ABOUT THIS EXERCISE
Locate each line in the records containing "were". Copy it.

THE DATA
============================================================
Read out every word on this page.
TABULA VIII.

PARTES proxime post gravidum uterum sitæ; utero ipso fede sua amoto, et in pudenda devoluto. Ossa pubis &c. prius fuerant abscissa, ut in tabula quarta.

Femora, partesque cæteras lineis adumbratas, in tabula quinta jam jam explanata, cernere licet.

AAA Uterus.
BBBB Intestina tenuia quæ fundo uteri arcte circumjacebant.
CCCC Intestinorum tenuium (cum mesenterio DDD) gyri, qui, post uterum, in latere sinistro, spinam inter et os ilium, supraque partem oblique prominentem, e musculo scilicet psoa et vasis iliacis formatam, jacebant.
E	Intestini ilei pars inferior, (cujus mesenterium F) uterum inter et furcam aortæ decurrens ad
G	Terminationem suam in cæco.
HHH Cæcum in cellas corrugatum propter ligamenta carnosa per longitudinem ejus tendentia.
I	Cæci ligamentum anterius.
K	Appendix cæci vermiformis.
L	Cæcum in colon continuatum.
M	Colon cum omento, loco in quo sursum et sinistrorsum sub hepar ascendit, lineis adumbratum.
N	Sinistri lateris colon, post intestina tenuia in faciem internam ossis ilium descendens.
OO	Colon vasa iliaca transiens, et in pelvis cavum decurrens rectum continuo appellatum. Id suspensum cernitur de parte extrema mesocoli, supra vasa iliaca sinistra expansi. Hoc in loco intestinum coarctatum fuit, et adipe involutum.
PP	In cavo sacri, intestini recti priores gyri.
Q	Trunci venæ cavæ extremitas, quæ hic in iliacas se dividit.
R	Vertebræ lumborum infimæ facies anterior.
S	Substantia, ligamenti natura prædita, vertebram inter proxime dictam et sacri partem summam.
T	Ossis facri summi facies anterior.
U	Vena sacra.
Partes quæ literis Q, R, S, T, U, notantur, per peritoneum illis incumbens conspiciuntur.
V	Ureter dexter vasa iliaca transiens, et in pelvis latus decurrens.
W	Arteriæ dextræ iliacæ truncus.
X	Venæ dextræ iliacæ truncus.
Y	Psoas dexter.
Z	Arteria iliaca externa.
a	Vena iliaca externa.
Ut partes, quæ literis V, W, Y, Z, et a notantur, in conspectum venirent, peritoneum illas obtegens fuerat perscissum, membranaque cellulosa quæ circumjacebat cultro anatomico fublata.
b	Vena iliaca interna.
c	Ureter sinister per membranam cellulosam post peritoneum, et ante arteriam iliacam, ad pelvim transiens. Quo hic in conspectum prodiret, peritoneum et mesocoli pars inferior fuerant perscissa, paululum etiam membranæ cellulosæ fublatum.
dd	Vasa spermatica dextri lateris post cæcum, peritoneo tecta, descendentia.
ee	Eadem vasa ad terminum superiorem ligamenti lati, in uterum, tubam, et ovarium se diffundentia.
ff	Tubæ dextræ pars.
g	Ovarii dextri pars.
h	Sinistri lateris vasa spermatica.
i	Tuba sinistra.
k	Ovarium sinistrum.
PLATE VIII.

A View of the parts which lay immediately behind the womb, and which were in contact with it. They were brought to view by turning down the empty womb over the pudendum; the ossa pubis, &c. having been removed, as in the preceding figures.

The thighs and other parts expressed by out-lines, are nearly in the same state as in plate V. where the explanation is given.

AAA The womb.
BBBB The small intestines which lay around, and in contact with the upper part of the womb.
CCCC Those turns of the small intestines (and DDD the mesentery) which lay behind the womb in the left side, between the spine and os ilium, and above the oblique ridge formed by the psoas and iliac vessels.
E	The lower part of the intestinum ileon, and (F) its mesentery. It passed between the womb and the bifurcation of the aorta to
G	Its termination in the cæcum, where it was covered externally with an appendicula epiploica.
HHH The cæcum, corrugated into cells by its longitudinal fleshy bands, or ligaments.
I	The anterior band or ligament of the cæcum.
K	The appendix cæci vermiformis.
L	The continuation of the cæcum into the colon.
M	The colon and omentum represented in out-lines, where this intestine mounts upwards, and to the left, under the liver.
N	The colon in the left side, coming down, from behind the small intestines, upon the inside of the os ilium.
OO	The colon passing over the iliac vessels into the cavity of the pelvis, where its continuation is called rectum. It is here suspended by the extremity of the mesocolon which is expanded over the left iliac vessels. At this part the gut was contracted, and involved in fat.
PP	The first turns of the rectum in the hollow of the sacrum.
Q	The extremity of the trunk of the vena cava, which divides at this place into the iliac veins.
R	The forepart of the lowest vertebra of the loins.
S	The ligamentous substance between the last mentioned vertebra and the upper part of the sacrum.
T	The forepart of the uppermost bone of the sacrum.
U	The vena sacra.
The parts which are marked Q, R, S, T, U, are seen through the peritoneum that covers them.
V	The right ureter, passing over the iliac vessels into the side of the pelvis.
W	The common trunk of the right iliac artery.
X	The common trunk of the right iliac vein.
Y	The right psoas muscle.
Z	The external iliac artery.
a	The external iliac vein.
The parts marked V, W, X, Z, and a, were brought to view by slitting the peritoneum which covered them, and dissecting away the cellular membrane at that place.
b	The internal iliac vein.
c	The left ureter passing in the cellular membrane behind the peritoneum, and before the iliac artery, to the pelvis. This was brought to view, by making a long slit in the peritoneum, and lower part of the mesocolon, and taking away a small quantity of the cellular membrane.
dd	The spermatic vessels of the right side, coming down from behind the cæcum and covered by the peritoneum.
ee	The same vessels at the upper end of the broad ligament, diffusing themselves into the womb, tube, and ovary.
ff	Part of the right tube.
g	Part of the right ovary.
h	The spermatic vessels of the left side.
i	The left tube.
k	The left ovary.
============================================================
WRITTEN ANSWER
A View of the parts which lay immediately behind the womb, and which were in contact with it. They were brought to view by turning down the empty womb over the pudendum; the ossa pubis, &c. having been removed, as in the preceding figures.
The parts marked V, W, X, Z, and a, were brought to view by slitting the peritoneum which covered them, and dissecting away the cellular membrane at that place.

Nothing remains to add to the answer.